▸ **Prompt 1**
Rewrite the Iron buck thread from "they start at" down to "do you get?", putting "10 ring" in place of "8 ring".
▸ **Prompt 2**
Carry the forum thread on the R100 Iron buck shoot forward from its last line.

▸ **Article**
+-------+

# R100 Iron buck



## x-force hunter (Apr 10, 2009)

Does anybody know the rules and how it works? They don't say anything about it on their website.


----------



## baird794 (Dec 2, 2006)

there r no rules!! a buck made of steel with the fital area cut out of it.
they start at 20 yrds and then they just move it back a couple of yards at a time untill only one person is left. if u have an arrow left u r still in the game. everyone lines up at the line and fires away. it is realy fun. they usually make it back to 65 yrds or so till they have a winner
hope that answers your question. good luck and shoot straight


----------



## x-force hunter (Apr 10, 2009)

So the cut out is equivalent to the 8 ring on a 3D target? and how many arrows do you get?


----------



## baird794 (Dec 2, 2006)

usually yes, you get one arrow and if it brakes or someone else hits it and brakes it u r done or if u miss it and can't find it. shoot a little slower than everyone else lol


----------



## x-force hunter (Apr 10, 2009)

+-------+

▸ **Information provided**
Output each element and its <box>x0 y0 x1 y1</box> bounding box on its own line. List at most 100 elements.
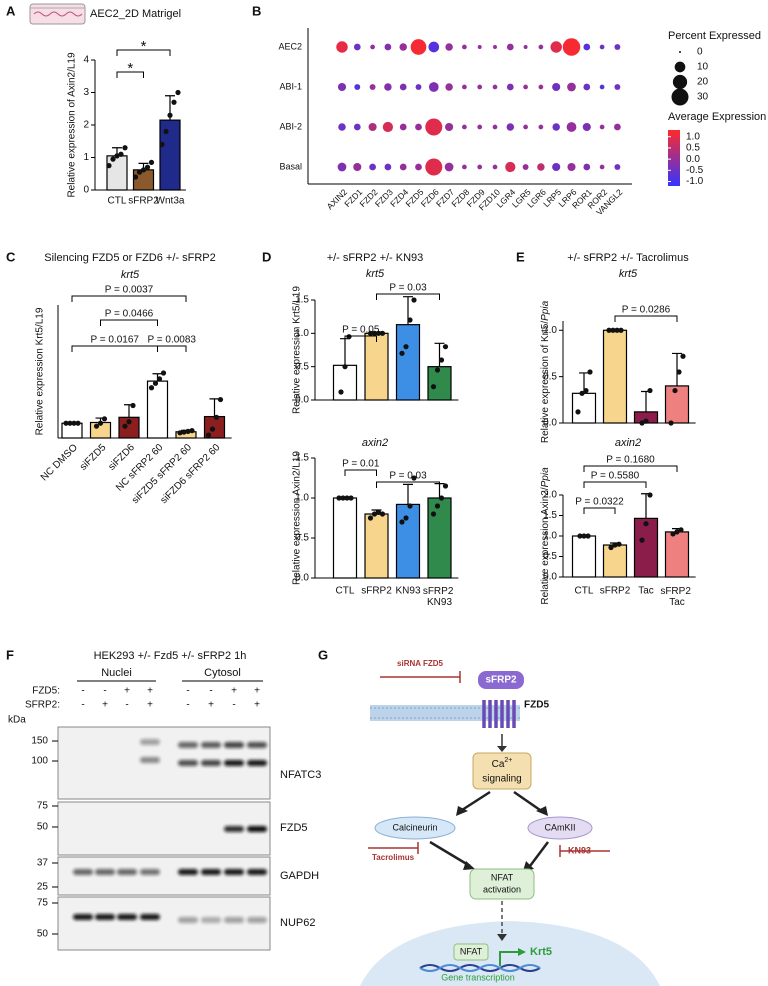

+-------+

▸ **Exercise response 1**
they start at 20 yrds and then they just move it back a couple of yards at a time untill only one person is left. if u have an arrow left u r still in the game. everyone lines up at the line and fires away. it is realy fun. they usually make it back to 65 yrds or so till they have a winner
hope that answers your question. good luck and shoot straight


----------



## x-force hunter (Apr 10, 2009)

So the cut out is equivalent to the 10 ring on a 3D target? and how many arrows do you get?

▸ **Exercise response 2**
Do they tell you the yardage or are you on your own for yardage estimation?


----------



## baird794 (Dec 2, 2006)

all on your own


----------



## shootthebunnies (Apr 23, 2010)

The one I have seen has a tennis ball sized hole for the cut out.


----------



## Bo Bob (Feb 12, 2004)

Thoe one they just did in VA it was known distance and as long as you made it in the cut out you were good. Even if someone busted you arrow you could replace it.
At 20 yards there must have been 80-100 arrows in the whole and they shot you two at a time.


----------



## baird794 (Dec 2, 2006)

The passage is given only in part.